> EXERCISE BRIEF: Tell how many lines in the data below include the word "slices". The answer is the number only.

*-*-*

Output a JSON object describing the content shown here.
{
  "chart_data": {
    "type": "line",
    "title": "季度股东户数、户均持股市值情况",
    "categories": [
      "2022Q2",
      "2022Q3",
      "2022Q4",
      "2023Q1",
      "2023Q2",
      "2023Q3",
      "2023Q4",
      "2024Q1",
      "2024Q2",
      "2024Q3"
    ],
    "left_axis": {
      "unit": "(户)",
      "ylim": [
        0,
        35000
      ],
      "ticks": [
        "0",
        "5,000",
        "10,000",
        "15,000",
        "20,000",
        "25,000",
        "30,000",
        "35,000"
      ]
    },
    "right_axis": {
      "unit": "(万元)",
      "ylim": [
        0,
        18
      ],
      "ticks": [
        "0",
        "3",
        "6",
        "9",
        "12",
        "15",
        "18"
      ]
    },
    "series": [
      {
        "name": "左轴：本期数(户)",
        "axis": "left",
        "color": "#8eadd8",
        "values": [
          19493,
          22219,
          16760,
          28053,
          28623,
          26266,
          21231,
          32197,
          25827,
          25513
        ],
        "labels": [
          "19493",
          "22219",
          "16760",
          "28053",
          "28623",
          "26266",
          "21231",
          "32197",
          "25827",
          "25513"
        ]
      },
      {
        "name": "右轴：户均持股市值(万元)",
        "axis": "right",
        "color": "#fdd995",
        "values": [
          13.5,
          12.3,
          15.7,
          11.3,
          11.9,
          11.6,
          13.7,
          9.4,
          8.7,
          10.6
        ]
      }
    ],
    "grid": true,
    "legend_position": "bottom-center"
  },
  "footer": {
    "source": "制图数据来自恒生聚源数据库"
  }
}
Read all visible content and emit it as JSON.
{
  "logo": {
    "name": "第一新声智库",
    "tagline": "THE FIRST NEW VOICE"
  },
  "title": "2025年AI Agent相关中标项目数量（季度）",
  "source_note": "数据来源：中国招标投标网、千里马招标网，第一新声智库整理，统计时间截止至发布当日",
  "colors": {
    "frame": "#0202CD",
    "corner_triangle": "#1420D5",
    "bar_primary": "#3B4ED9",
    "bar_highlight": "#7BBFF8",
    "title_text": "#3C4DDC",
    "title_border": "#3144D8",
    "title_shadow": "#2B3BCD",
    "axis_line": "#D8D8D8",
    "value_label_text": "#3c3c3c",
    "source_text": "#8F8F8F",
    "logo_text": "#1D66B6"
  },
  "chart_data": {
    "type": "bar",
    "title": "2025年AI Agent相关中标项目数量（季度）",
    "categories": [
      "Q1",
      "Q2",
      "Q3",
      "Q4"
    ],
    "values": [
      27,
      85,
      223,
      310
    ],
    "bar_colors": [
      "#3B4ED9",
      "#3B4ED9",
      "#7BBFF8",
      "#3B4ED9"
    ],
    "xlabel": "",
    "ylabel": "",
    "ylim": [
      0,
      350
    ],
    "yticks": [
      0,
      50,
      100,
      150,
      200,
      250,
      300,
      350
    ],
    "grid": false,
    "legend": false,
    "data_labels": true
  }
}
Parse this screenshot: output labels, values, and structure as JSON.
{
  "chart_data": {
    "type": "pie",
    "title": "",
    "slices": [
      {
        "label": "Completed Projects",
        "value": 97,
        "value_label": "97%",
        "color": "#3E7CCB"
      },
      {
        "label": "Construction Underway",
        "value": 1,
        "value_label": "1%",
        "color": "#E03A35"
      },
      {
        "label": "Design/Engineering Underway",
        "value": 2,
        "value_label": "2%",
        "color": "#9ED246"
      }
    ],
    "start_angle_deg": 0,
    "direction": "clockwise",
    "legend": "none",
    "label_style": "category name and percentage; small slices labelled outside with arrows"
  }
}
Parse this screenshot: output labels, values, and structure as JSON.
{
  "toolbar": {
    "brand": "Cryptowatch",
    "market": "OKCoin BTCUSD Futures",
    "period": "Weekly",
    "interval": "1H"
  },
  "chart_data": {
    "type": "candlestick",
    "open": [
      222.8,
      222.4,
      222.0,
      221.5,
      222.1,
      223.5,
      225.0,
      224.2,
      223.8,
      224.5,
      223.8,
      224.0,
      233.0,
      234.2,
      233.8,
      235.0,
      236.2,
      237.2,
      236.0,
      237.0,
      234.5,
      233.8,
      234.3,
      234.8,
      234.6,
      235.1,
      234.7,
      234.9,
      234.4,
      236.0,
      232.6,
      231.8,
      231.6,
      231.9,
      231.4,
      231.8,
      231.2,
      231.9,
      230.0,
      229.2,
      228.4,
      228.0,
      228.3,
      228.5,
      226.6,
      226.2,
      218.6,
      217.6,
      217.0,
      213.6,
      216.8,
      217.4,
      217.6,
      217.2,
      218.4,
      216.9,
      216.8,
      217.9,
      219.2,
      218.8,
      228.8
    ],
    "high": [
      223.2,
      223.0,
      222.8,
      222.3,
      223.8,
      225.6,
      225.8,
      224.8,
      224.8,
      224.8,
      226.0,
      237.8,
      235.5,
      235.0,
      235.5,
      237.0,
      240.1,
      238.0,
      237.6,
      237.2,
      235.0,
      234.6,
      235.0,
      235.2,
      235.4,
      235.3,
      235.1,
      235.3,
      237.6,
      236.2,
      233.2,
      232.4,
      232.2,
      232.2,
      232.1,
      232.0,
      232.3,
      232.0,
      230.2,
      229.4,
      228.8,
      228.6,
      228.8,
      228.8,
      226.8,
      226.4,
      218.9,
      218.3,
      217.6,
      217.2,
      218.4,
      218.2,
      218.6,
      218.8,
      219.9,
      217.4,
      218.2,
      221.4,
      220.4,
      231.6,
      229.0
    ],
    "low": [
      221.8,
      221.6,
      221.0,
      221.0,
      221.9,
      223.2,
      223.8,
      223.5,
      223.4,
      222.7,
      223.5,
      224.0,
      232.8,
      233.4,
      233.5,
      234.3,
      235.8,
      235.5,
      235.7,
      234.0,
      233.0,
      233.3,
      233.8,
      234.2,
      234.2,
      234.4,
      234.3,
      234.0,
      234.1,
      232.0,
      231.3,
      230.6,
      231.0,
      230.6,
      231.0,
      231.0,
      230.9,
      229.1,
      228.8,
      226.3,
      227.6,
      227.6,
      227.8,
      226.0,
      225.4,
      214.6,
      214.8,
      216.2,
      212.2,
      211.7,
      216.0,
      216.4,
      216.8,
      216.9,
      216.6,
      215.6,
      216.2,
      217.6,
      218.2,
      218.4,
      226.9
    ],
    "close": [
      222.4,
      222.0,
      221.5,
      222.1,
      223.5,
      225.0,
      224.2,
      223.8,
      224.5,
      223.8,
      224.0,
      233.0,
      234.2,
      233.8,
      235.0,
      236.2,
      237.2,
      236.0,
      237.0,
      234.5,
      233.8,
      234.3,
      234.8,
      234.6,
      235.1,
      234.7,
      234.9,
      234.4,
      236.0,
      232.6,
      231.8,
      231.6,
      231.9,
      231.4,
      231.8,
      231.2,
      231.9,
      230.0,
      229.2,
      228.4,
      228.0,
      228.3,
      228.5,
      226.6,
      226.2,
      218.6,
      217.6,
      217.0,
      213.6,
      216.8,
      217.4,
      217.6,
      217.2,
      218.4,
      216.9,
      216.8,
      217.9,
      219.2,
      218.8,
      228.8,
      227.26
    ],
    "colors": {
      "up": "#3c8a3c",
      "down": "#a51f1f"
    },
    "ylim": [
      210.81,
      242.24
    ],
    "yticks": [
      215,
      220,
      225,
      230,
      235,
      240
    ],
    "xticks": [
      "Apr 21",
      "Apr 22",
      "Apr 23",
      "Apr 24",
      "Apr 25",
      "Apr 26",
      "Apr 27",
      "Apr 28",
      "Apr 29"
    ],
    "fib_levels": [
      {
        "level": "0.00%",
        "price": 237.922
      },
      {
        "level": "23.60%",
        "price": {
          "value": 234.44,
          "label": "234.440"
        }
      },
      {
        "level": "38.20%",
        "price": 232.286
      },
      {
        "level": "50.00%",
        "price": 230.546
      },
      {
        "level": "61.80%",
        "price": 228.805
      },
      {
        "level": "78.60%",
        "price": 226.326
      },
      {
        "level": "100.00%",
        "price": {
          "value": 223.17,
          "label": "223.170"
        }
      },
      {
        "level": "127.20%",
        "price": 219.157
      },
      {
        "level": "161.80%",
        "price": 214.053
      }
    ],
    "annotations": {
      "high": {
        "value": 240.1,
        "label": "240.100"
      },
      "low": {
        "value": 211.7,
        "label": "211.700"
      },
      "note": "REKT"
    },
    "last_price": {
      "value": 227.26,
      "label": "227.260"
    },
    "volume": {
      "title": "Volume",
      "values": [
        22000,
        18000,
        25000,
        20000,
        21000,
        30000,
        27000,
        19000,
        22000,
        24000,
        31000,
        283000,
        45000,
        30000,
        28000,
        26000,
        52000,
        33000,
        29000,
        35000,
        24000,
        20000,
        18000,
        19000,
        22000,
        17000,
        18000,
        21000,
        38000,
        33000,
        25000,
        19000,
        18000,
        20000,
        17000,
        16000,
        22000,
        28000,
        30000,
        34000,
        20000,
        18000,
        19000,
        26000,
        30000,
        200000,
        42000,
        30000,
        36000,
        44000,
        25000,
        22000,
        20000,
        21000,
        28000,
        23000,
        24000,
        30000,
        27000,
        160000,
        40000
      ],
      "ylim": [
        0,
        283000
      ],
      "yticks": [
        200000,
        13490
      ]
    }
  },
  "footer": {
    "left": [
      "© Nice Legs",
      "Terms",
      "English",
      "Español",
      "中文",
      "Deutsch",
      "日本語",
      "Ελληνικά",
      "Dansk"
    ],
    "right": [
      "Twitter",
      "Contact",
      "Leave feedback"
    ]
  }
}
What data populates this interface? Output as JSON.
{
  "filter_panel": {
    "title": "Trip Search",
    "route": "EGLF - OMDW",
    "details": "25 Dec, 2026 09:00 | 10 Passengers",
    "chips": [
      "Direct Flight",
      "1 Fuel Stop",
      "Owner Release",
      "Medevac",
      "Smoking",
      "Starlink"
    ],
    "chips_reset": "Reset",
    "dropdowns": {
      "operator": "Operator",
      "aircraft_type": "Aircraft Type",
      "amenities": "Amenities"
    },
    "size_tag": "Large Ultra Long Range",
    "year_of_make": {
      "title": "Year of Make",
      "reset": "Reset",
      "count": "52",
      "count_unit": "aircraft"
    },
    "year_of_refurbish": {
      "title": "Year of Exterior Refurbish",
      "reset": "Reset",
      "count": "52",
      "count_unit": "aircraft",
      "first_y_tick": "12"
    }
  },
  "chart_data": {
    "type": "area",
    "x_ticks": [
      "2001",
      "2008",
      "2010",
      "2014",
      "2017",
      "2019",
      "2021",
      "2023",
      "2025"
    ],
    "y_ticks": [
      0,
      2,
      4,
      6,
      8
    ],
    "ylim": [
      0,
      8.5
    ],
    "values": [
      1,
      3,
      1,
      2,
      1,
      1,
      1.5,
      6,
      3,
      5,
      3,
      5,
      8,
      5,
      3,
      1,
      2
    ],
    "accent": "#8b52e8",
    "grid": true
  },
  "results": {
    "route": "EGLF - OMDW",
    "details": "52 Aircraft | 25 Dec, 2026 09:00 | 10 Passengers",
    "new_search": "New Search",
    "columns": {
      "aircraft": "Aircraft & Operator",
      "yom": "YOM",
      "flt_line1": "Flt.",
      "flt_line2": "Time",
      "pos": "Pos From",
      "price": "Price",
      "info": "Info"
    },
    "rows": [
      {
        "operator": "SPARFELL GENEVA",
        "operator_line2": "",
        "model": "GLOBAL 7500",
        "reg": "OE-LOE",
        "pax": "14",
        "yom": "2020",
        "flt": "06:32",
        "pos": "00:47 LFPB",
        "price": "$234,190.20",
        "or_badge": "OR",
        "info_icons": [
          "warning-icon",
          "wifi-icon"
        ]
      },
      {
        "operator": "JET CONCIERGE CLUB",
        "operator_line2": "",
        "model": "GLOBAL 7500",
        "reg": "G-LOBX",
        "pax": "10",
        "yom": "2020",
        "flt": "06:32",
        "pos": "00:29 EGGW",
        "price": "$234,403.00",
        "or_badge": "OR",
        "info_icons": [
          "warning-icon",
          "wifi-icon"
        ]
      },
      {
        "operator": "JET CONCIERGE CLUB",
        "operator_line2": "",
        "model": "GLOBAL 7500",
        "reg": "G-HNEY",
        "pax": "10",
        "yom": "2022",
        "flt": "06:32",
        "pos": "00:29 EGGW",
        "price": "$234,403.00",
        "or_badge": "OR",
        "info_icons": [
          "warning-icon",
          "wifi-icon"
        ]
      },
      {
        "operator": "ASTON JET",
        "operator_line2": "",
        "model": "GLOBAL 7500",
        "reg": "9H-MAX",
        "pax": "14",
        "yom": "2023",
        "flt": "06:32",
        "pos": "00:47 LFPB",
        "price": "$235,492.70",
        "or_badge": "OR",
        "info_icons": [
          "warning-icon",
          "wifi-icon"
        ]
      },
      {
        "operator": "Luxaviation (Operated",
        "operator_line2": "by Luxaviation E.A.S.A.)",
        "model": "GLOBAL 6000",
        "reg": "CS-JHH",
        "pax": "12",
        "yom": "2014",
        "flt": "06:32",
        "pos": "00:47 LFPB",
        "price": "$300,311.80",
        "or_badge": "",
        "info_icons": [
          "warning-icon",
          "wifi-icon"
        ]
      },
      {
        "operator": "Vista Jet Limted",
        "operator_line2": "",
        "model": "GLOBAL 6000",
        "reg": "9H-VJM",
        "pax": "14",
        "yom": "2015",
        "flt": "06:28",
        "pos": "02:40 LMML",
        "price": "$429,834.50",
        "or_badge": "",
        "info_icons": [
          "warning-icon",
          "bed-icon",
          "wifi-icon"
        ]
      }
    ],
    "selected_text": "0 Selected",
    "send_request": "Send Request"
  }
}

*-*-*

> FINAL ANSWER: 2